**Work to be completed:** Single out the lines of the material that contain "idée" and copy them.

Saved data entries:
┄┄┄┄┄┄┄┄┄┄

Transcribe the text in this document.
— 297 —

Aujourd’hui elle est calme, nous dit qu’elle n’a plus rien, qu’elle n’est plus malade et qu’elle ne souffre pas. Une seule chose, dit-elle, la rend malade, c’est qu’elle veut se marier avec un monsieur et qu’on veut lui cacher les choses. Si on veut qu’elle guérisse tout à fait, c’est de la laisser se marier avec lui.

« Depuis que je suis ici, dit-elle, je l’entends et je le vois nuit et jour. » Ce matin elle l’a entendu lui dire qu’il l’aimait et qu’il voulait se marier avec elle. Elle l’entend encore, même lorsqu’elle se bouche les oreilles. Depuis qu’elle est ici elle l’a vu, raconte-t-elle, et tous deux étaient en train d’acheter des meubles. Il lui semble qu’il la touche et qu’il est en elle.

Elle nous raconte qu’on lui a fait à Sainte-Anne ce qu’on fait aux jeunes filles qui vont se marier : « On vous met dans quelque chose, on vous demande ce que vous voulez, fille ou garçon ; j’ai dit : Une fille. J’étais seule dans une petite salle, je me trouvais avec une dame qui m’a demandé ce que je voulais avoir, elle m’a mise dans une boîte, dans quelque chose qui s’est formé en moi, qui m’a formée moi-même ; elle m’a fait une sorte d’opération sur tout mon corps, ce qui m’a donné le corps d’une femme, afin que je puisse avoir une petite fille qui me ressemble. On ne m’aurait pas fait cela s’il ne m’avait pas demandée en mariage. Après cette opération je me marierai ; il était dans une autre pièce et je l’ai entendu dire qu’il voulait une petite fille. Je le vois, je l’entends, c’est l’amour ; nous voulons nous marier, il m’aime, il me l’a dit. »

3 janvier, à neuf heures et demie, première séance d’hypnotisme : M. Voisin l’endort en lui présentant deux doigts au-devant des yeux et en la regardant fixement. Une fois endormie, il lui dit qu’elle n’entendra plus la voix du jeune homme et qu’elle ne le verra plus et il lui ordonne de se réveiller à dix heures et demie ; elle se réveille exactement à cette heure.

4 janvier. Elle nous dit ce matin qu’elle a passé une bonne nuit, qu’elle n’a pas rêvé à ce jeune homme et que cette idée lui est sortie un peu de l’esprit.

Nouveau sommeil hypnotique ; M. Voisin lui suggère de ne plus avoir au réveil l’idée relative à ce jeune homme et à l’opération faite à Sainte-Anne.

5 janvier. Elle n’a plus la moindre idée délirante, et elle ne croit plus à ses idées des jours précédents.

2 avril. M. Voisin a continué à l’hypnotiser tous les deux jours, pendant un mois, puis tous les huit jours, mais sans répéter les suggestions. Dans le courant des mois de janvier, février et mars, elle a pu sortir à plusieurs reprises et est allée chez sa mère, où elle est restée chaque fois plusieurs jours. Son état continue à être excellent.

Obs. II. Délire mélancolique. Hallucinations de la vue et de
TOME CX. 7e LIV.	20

┄┄┄┄┄┄┄┄┄┄

**Output for this task:**
4 janvier. Elle nous dit ce matin qu’elle a passé une bonne nuit, qu’elle n’a pas rêvé à ce jeune homme et que cette idée lui est sortie un peu de l’esprit.
Nouveau sommeil hypnotique ; M. Voisin lui suggère de ne plus avoir au réveil l’idée relative à ce jeune homme et à l’opération faite à Sainte-Anne.
5 janvier. Elle n’a plus la moindre idée délirante, et elle ne croit plus à ses idées des jours précédents.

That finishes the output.